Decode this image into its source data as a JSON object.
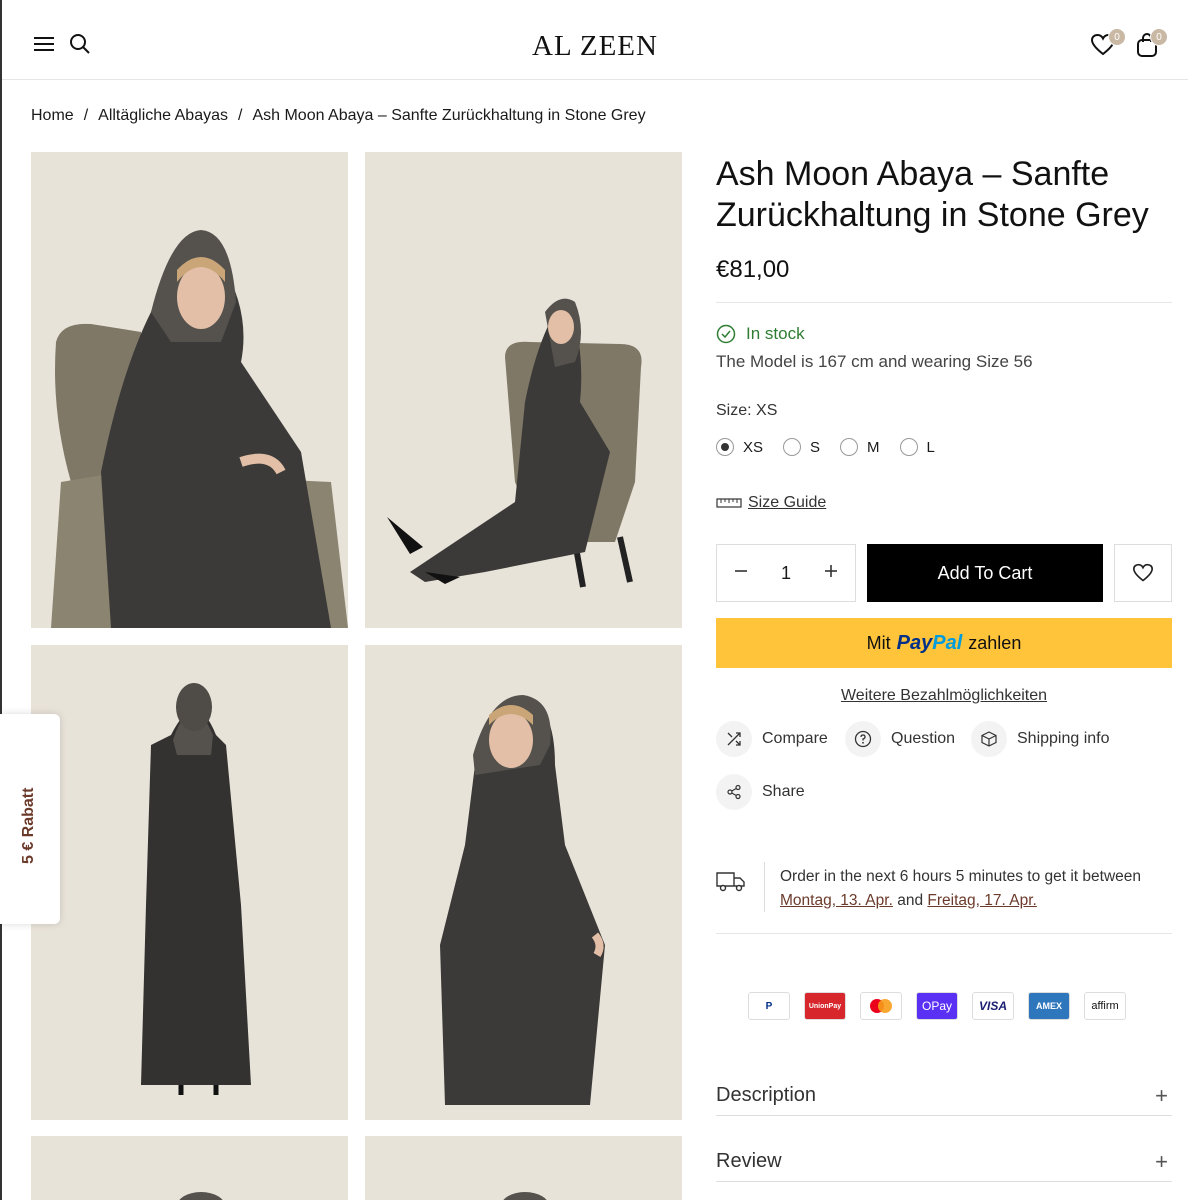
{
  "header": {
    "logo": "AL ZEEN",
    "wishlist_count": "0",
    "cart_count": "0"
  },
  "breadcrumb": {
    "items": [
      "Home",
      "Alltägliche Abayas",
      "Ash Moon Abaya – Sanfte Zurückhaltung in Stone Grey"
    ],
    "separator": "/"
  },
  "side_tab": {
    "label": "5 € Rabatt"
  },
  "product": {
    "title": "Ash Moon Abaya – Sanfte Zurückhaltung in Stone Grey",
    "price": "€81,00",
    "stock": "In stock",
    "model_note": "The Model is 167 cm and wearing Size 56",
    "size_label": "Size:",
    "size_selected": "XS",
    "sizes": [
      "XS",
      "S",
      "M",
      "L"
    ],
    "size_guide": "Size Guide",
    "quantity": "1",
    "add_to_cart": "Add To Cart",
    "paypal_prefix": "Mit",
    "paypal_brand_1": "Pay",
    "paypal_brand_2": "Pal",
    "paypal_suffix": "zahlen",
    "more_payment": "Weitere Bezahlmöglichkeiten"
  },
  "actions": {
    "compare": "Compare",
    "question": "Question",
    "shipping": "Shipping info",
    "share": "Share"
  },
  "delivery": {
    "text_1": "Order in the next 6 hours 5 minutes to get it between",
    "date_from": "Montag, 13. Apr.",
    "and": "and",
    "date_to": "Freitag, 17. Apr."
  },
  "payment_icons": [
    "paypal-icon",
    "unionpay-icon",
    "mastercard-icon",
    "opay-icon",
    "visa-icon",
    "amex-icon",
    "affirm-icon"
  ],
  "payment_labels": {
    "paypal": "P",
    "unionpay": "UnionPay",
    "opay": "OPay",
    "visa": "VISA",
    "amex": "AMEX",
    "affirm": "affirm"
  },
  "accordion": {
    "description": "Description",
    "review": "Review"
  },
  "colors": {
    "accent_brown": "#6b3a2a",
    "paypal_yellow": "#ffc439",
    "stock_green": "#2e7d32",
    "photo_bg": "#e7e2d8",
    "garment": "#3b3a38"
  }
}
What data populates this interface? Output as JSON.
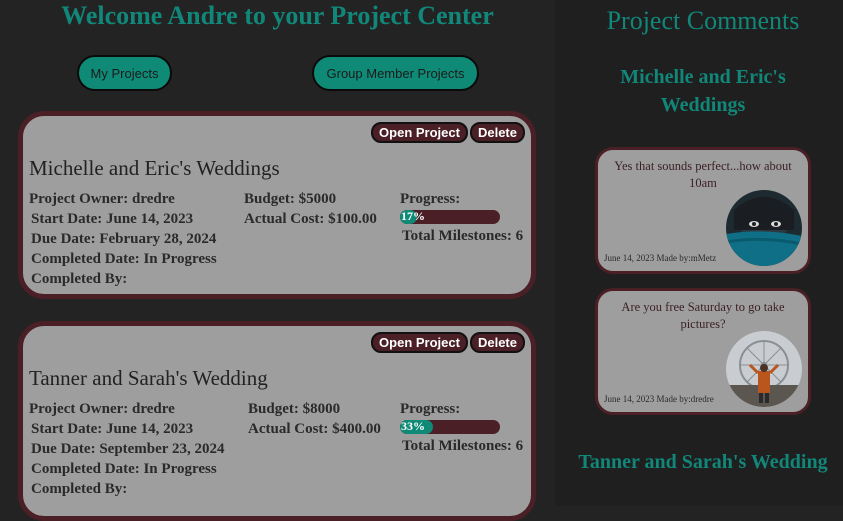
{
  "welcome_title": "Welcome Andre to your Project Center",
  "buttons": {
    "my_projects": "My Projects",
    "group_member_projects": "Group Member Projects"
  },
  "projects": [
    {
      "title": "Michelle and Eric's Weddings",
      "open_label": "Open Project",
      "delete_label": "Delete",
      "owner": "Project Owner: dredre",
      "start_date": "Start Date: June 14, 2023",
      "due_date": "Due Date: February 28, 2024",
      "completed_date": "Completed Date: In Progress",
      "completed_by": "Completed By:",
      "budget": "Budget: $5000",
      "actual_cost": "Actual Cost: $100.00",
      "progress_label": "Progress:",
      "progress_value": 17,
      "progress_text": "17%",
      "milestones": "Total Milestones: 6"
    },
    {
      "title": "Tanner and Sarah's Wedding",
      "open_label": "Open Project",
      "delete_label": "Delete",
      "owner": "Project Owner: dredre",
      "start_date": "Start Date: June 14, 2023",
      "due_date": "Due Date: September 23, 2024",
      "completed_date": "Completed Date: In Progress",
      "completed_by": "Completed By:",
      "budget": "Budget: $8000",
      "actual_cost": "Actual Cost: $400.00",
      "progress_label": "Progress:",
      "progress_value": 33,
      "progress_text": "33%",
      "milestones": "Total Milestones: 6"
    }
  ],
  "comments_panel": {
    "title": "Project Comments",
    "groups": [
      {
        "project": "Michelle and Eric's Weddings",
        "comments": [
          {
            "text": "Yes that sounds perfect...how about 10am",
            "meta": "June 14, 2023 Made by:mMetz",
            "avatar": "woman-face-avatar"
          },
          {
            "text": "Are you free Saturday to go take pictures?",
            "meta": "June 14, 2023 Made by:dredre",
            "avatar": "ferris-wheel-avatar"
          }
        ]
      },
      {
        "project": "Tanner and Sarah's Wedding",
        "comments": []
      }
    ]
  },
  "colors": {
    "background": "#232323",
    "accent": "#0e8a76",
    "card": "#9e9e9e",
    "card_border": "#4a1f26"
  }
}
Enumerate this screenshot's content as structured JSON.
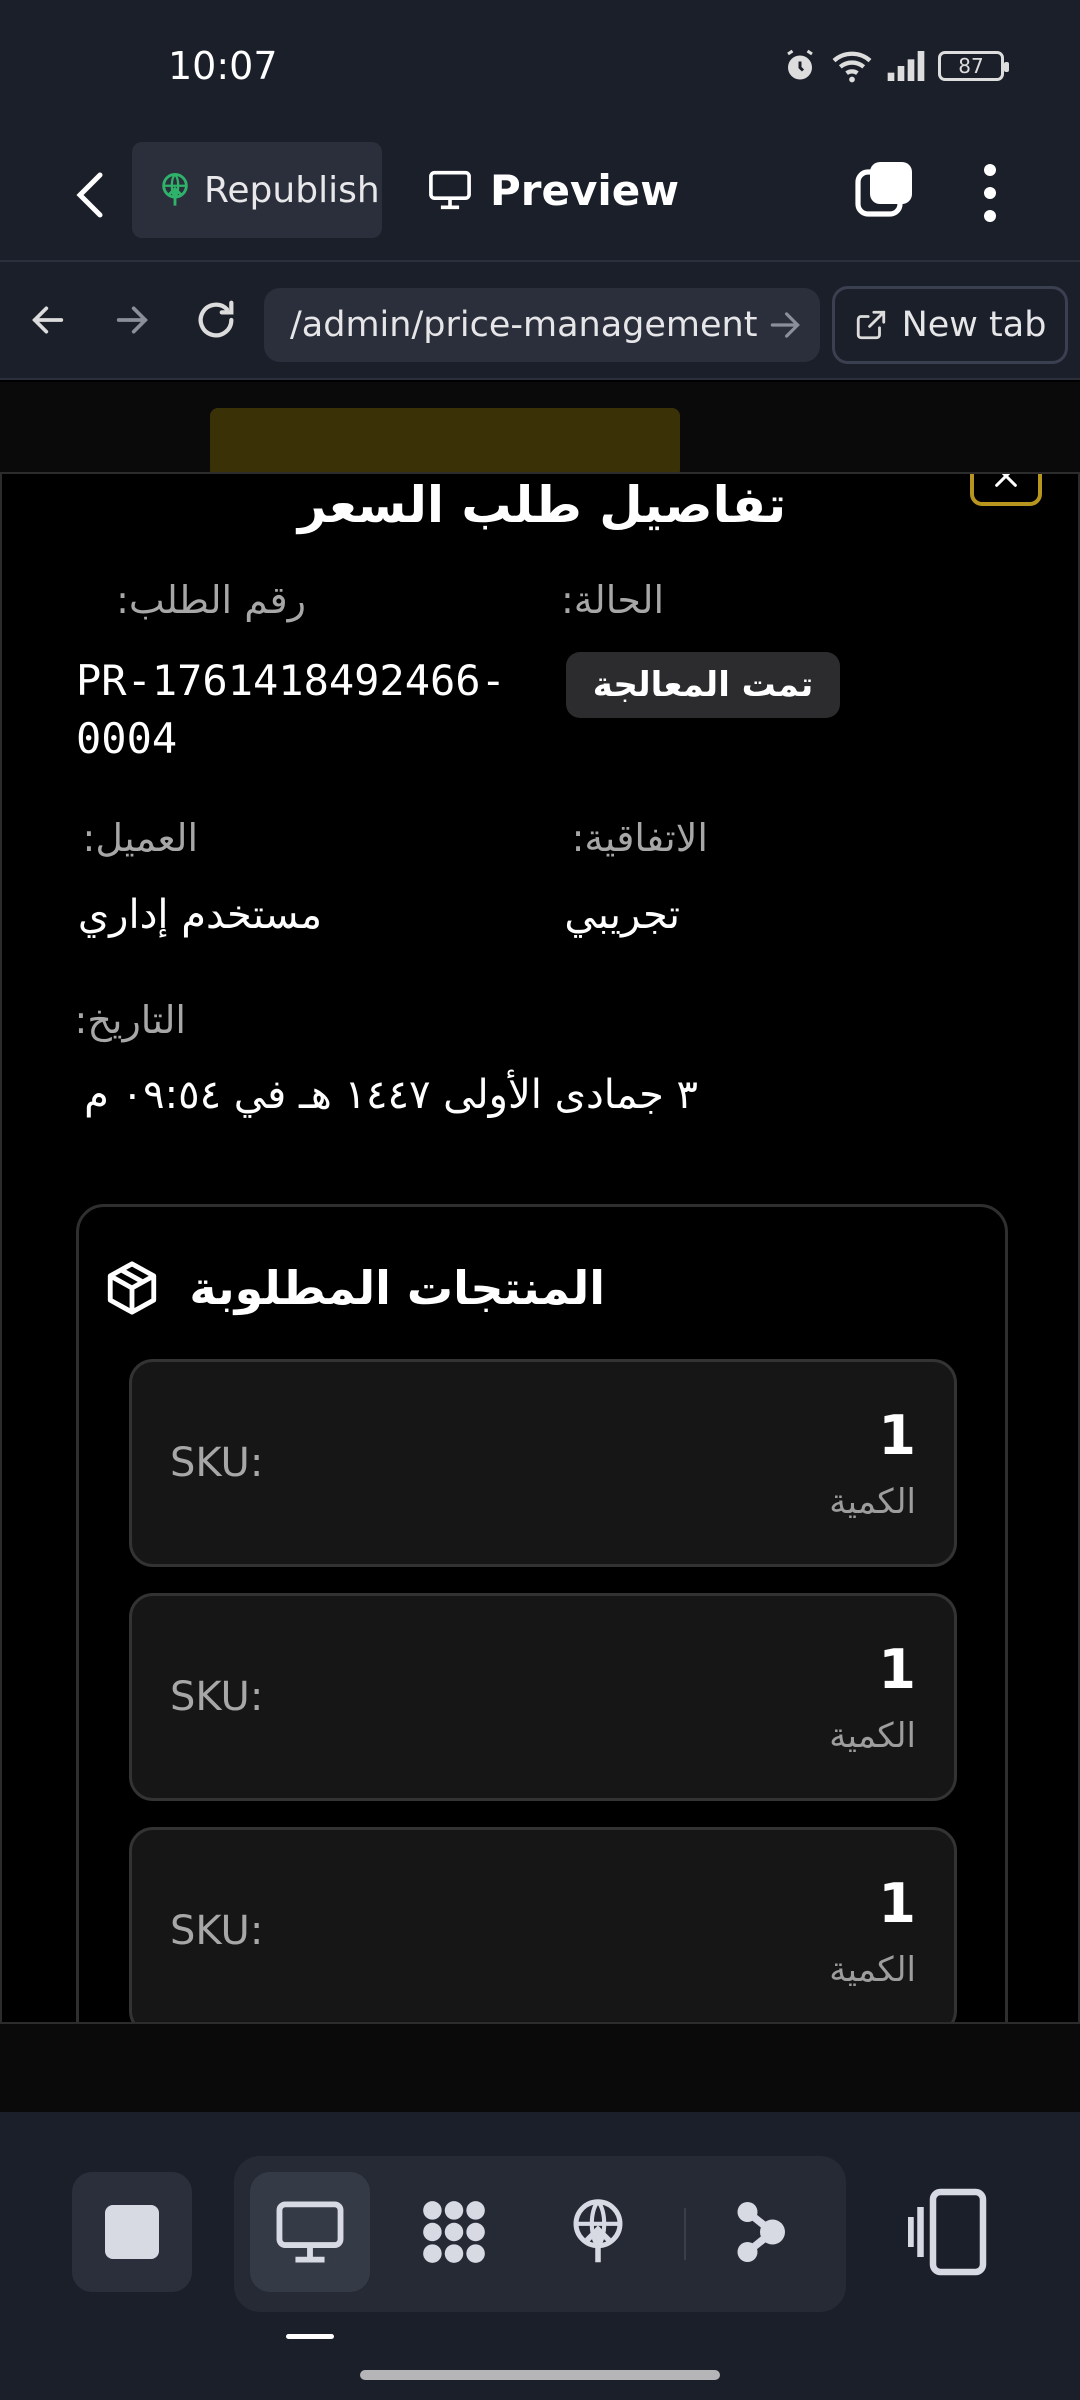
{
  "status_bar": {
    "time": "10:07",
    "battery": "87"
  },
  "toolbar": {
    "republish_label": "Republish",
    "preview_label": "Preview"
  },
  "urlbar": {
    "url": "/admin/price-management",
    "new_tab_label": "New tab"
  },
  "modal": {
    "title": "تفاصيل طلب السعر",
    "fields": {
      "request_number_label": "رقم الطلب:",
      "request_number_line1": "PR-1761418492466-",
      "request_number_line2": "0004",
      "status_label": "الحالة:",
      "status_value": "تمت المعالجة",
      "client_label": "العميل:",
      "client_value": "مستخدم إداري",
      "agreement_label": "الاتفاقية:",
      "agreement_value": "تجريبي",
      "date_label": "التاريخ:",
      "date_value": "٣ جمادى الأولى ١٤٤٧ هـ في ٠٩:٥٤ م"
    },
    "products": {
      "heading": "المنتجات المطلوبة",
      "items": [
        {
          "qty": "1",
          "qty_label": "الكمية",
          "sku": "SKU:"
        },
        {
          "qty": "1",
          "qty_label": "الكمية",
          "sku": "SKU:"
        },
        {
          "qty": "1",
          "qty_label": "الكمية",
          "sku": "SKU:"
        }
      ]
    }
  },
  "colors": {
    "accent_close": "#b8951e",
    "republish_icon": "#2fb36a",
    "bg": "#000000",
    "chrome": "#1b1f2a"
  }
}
::::::::::
• Task goal:
Nothing in the entries should change as you copy them, except that the pictures are left out.

• Result for this task:
Decode this image into its source data as a JSON object.
{
  "header": {
    "logo": "AL ZEEN",
    "wishlist_count": "0",
    "cart_count": "0"
  },
  "breadcrumb": {
    "items": [
      "Home",
      "Alltägliche Abayas",
      "Ash Moon Abaya – Sanfte Zurückhaltung in Stone Grey"
    ],
    "separator": "/"
  },
  "side_tab": {
    "label": "5 € Rabatt"
  },
  "product": {
    "title": "Ash Moon Abaya – Sanfte Zurückhaltung in Stone Grey",
    "price": "€81,00",
    "stock": "In stock",
    "model_note": "The Model is 167 cm and wearing Size 56",
    "size_label": "Size:",
    "size_selected": "XS",
    "sizes": [
      "XS",
      "S",
      "M",
      "L"
    ],
    "size_guide": "Size Guide",
    "quantity": "1",
    "add_to_cart": "Add To Cart",
    "paypal_prefix": "Mit",
    "paypal_brand_1": "Pay",
    "paypal_brand_2": "Pal",
    "paypal_suffix": "zahlen",
    "more_payment": "Weitere Bezahlmöglichkeiten"
  },
  "actions": {
    "compare": "Compare",
    "question": "Question",
    "shipping": "Shipping info",
    "share": "Share"
  },
  "delivery": {
    "text_1": "Order in the next 6 hours 5 minutes to get it between",
    "date_from": "Montag, 13. Apr.",
    "and": "and",
    "date_to": "Freitag, 17. Apr."
  },
  "payment_icons": [
    "paypal-icon",
    "unionpay-icon",
    "mastercard-icon",
    "opay-icon",
    "visa-icon",
    "amex-icon",
    "affirm-icon"
  ],
  "payment_labels": {
    "paypal": "P",
    "unionpay": "UnionPay",
    "opay": "OPay",
    "visa": "VISA",
    "amex": "AMEX",
    "affirm": "affirm"
  },
  "accordion": {
    "description": "Description",
    "review": "Review"
  },
  "colors": {
    "accent_brown": "#6b3a2a",
    "paypal_yellow": "#ffc439",
    "stock_green": "#2e7d32",
    "photo_bg": "#e7e2d8",
    "garment": "#3b3a38"
  }
}
What data populates this interface? Output as JSON.
{
  "welcome_title": "Welcome Andre to your Project Center",
  "buttons": {
    "my_projects": "My Projects",
    "group_member_projects": "Group Member Projects"
  },
  "projects": [
    {
      "title": "Michelle and Eric's Weddings",
      "open_label": "Open Project",
      "delete_label": "Delete",
      "owner": "Project Owner: dredre",
      "start_date": "Start Date: June 14, 2023",
      "due_date": "Due Date: February 28, 2024",
      "completed_date": "Completed Date: In Progress",
      "completed_by": "Completed By:",
      "budget": "Budget: $5000",
      "actual_cost": "Actual Cost: $100.00",
      "progress_label": "Progress:",
      "progress_value": 17,
      "progress_text": "17%",
      "milestones": "Total Milestones: 6"
    },
    {
      "title": "Tanner and Sarah's Wedding",
      "open_label": "Open Project",
      "delete_label": "Delete",
      "owner": "Project Owner: dredre",
      "start_date": "Start Date: June 14, 2023",
      "due_date": "Due Date: September 23, 2024",
      "completed_date": "Completed Date: In Progress",
      "completed_by": "Completed By:",
      "budget": "Budget: $8000",
      "actual_cost": "Actual Cost: $400.00",
      "progress_label": "Progress:",
      "progress_value": 33,
      "progress_text": "33%",
      "milestones": "Total Milestones: 6"
    }
  ],
  "comments_panel": {
    "title": "Project Comments",
    "groups": [
      {
        "project": "Michelle and Eric's Weddings",
        "comments": [
          {
            "text": "Yes that sounds perfect...how about 10am",
            "meta": "June 14, 2023 Made by:mMetz",
            "avatar": "woman-face-avatar"
          },
          {
            "text": "Are you free Saturday to go take pictures?",
            "meta": "June 14, 2023 Made by:dredre",
            "avatar": "ferris-wheel-avatar"
          }
        ]
      },
      {
        "project": "Tanner and Sarah's Wedding",
        "comments": []
      }
    ]
  },
  "colors": {
    "background": "#232323",
    "accent": "#0e8a76",
    "card": "#9e9e9e",
    "card_border": "#4a1f26"
  }
}
Enumerate this screenshot's content as structured JSON.
{
  "status_bar": {
    "time": "10:07",
    "battery": "87"
  },
  "toolbar": {
    "republish_label": "Republish",
    "preview_label": "Preview"
  },
  "urlbar": {
    "url": "/admin/price-management",
    "new_tab_label": "New tab"
  },
  "modal": {
    "title": "تفاصيل طلب السعر",
    "fields": {
      "request_number_label": "رقم الطلب:",
      "request_number_line1": "PR-1761418492466-",
      "request_number_line2": "0004",
      "status_label": "الحالة:",
      "status_value": "تمت المعالجة",
      "client_label": "العميل:",
      "client_value": "مستخدم إداري",
      "agreement_label": "الاتفاقية:",
      "agreement_value": "تجريبي",
      "date_label": "التاريخ:",
      "date_value": "٣ جمادى الأولى ١٤٤٧ هـ في ٠٩:٥٤ م"
    },
    "products": {
      "heading": "المنتجات المطلوبة",
      "items": [
        {
          "qty": "1",
          "qty_label": "الكمية",
          "sku": "SKU:"
        },
        {
          "qty": "1",
          "qty_label": "الكمية",
          "sku": "SKU:"
        },
        {
          "qty": "1",
          "qty_label": "الكمية",
          "sku": "SKU:"
        }
      ]
    }
  },
  "colors": {
    "accent_close": "#b8951e",
    "republish_icon": "#2fb36a",
    "bg": "#000000",
    "chrome": "#1b1f2a"
  }
}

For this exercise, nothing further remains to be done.